>> BEGIN Excerpted passage

Thanks guys! Yeah Case has been around a long time! Not sure if many people know this but case cutlery is owned by Zippo, and both Zippo products and case products are all made in Bradford, PA...All american products!


----------



## ringzero (Jul 1, 2007)

cutlerylover said:


> Thanks guys! Yeah Case has been around a long time! Not sure if many people know this but case cutlery is owned by Zippo, and both Zippo products and case products are all made in Bradford, PA...All american products!




No, I didn't know Case is owned by Zippo. Interesting.

I haven't carried a Case knife for probably twenty years, since I started carrying Vic Tinkers. Still have a few small Case pocketknives somewhere in my desk.

Does Case make anything similar to a Vic Tinker or Spartan?

.


----------



## cutlerylover (Jul 1, 2007)

Hmmm, here are a few off the top of my mind that are SAK like...

the bartender... http://www.eknifeworks.com/webapp/eCommerce/product.jsp?A=&range=21&Brand=23&Mode=Brand&SKU=CA3597

the Junior Scout...
http://www.eknifeworks.com/webapp/eCommerce/product.jsp?Mode=Brand&Brand=23&A=&SKU=CA7329

the Camper...
http://www.eknifeworks.com/webapp/eCommerce/product.jsp?A=&range=161&Brand=23&Mode=Brand&SKU=CA6400

and for those of you who dont like case knives because of the lack of pocket clip and one ahnd openign capability, this knife come sin a variety of handle materials...

>> END Excerpted passage
>> BEGIN Entries provided

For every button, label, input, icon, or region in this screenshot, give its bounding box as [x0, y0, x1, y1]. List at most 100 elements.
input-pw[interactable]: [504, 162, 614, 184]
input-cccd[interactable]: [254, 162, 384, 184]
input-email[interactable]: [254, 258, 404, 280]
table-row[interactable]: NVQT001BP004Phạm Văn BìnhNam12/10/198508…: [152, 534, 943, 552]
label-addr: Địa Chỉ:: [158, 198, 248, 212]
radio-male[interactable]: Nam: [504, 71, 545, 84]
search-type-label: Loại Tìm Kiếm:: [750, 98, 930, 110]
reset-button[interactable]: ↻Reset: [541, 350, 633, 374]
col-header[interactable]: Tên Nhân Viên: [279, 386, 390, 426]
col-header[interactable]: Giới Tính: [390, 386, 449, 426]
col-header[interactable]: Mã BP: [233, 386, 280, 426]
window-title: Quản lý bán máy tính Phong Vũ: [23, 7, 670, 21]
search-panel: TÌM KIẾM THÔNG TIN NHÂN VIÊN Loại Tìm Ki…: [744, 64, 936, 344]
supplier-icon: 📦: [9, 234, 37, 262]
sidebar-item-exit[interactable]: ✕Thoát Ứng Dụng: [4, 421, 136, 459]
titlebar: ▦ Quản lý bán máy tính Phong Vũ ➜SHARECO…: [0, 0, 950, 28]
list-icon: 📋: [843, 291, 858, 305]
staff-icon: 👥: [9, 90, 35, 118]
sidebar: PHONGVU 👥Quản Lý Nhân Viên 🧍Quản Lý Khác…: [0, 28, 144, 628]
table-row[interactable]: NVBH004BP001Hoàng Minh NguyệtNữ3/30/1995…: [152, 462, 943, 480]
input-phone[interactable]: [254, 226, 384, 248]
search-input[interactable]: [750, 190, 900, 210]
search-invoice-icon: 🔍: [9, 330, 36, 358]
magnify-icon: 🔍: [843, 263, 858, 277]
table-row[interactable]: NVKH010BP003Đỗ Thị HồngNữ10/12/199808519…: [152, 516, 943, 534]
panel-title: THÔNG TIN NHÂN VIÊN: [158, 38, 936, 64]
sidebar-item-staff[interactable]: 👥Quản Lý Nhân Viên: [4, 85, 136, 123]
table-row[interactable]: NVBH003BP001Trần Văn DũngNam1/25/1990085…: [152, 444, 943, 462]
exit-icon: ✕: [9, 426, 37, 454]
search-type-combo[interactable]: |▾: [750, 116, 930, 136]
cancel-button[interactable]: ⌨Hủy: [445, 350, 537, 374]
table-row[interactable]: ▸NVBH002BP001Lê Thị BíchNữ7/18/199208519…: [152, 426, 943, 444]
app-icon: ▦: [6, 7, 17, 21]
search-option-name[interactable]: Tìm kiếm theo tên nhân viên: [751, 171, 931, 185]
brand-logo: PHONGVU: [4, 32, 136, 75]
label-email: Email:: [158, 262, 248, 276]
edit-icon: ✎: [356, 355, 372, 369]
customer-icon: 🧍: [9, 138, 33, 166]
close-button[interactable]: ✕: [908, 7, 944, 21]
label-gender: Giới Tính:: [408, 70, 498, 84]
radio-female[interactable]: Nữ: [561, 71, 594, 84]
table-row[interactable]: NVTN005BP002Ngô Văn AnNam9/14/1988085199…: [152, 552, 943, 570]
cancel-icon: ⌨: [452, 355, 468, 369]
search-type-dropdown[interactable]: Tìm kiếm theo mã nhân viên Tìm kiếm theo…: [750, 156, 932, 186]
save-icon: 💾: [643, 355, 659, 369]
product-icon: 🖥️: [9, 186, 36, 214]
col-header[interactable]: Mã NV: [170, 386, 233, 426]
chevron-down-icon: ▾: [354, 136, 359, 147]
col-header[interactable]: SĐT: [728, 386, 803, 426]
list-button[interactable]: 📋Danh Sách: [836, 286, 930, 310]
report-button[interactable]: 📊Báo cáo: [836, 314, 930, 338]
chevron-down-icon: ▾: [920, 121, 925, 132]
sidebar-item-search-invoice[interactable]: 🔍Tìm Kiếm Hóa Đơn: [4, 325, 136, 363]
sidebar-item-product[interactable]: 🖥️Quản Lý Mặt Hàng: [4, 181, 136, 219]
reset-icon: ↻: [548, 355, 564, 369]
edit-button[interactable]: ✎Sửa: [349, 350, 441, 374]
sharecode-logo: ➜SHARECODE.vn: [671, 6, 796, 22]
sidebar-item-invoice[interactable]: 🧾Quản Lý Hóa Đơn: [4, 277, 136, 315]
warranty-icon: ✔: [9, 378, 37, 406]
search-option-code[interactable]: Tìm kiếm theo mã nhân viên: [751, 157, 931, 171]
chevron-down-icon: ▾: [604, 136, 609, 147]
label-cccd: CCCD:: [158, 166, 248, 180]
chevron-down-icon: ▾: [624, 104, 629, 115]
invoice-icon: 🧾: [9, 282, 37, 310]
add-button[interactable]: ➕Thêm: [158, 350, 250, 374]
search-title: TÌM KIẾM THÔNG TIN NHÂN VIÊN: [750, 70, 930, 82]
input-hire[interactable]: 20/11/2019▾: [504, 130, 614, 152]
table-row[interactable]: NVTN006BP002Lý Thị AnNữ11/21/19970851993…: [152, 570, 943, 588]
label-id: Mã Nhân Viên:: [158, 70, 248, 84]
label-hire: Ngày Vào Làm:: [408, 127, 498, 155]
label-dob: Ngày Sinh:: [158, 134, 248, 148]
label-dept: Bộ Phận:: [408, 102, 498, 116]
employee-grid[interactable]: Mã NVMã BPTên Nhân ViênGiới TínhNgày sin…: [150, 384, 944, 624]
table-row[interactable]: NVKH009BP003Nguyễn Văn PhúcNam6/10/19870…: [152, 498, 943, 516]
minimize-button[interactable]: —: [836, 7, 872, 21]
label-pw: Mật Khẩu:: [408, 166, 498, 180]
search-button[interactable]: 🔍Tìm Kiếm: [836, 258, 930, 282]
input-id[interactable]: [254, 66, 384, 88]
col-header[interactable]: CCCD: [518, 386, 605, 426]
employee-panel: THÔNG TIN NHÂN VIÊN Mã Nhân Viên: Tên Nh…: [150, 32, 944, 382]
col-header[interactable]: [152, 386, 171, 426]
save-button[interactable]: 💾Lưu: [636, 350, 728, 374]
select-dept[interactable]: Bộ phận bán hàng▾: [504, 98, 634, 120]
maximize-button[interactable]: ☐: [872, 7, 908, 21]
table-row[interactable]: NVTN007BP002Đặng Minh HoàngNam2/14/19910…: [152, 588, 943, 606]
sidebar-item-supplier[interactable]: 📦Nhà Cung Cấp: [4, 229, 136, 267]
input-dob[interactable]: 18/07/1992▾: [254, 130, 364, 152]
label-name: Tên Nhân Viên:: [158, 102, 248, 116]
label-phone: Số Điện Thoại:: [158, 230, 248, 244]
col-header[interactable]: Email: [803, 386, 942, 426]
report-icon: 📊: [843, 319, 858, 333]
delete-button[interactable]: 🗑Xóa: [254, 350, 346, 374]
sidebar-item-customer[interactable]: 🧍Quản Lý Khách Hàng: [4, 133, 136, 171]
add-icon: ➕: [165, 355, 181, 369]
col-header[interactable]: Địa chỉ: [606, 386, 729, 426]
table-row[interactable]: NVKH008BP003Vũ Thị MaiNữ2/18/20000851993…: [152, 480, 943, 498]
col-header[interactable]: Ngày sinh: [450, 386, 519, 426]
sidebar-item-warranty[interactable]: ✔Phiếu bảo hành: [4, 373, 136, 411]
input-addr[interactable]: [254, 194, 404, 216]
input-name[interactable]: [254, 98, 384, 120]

>> END Entries provided

--- Given instruction ---
Answer these questions using the forum thread about Case knives:
(a) Which company owns Case cutlery?
(b) In what town are Zippo and Case products made?
(c) Which three Case knives does cutlerylover name as being like a SAK?
The records have no connection to the text.

--- Task output ---
(a) Zippo
(b) Bradford, PA
(c) The bartender, the Junior Scout, and the Camper